### Stored data
--- BEGIN ---

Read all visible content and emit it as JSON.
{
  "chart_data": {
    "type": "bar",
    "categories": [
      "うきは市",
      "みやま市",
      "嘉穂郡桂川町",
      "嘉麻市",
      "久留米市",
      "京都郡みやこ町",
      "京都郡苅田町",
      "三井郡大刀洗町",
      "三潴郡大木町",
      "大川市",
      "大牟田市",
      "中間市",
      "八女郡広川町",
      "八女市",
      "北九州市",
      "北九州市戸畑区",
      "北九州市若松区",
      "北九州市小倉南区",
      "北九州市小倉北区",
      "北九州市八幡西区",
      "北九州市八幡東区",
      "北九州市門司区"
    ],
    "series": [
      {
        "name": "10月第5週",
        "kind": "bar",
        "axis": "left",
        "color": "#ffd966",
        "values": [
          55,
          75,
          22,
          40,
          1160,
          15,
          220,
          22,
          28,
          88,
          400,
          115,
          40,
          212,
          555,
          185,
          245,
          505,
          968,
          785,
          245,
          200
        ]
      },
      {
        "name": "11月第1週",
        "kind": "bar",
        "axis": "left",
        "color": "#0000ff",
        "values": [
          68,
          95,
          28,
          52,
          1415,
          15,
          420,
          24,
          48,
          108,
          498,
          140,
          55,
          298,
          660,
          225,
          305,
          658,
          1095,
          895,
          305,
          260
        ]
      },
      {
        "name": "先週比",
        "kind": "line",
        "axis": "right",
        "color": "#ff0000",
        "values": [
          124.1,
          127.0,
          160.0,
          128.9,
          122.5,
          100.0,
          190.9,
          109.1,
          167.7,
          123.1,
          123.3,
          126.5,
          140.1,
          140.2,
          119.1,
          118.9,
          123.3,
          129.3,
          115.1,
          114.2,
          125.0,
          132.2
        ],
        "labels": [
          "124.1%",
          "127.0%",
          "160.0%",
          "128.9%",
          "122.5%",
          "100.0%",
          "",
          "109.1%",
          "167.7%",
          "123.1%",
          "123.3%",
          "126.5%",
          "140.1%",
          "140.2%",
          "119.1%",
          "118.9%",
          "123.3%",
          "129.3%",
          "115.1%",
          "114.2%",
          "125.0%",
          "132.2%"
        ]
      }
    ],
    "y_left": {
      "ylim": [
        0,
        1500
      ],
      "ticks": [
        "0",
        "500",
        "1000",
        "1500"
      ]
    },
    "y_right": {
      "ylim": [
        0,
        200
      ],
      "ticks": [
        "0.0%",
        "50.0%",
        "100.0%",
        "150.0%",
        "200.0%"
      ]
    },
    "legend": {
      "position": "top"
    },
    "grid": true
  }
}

--- END ---

Set down every line of the listing above again, exactly as given.

### Written response
Read all visible content and emit it as JSON.
{
  "chart_data": {
    "type": "bar",
    "categories": [
      "うきは市",
      "みやま市",
      "嘉穂郡桂川町",
      "嘉麻市",
      "久留米市",
      "京都郡みやこ町",
      "京都郡苅田町",
      "三井郡大刀洗町",
      "三潴郡大木町",
      "大川市",
      "大牟田市",
      "中間市",
      "八女郡広川町",
      "八女市",
      "北九州市",
      "北九州市戸畑区",
      "北九州市若松区",
      "北九州市小倉南区",
      "北九州市小倉北区",
      "北九州市八幡西区",
      "北九州市八幡東区",
      "北九州市門司区"
    ],
    "series": [
      {
        "name": "10月第5週",
        "kind": "bar",
        "axis": "left",
        "color": "#ffd966",
        "values": [
          55,
          75,
          22,
          40,
          1160,
          15,
          220,
          22,
          28,
          88,
          400,
          115,
          40,
          212,
          555,
          185,
          245,
          505,
          968,
          785,
          245,
          200
        ]
      },
      {
        "name": "11月第1週",
        "kind": "bar",
        "axis": "left",
        "color": "#0000ff",
        "values": [
          68,
          95,
          28,
          52,
          1415,
          15,
          420,
          24,
          48,
          108,
          498,
          140,
          55,
          298,
          660,
          225,
          305,
          658,
          1095,
          895,
          305,
          260
        ]
      },
      {
        "name": "先週比",
        "kind": "line",
        "axis": "right",
        "color": "#ff0000",
        "values": [
          124.1,
          127.0,
          160.0,
          128.9,
          122.5,
          100.0,
          190.9,
          109.1,
          167.7,
          123.1,
          123.3,
          126.5,
          140.1,
          140.2,
          119.1,
          118.9,
          123.3,
          129.3,
          115.1,
          114.2,
          125.0,
          132.2
        ],
        "labels": [
          "124.1%",
          "127.0%",
          "160.0%",
          "128.9%",
          "122.5%",
          "100.0%",
          "",
          "109.1%",
          "167.7%",
          "123.1%",
          "123.3%",
          "126.5%",
          "140.1%",
          "140.2%",
          "119.1%",
          "118.9%",
          "123.3%",
          "129.3%",
          "115.1%",
          "114.2%",
          "125.0%",
          "132.2%"
        ]
      }
    ],
    "y_left": {
      "ylim": [
        0,
        1500
      ],
      "ticks": [
        "0",
        "500",
        "1000",
        "1500"
      ]
    },
    "y_right": {
      "ylim": [
        0,
        200
      ],
      "ticks": [
        "0.0%",
        "50.0%",
        "100.0%",
        "150.0%",
        "200.0%"
      ]
    },
    "legend": {
      "position": "top"
    },
    "grid": true
  }
}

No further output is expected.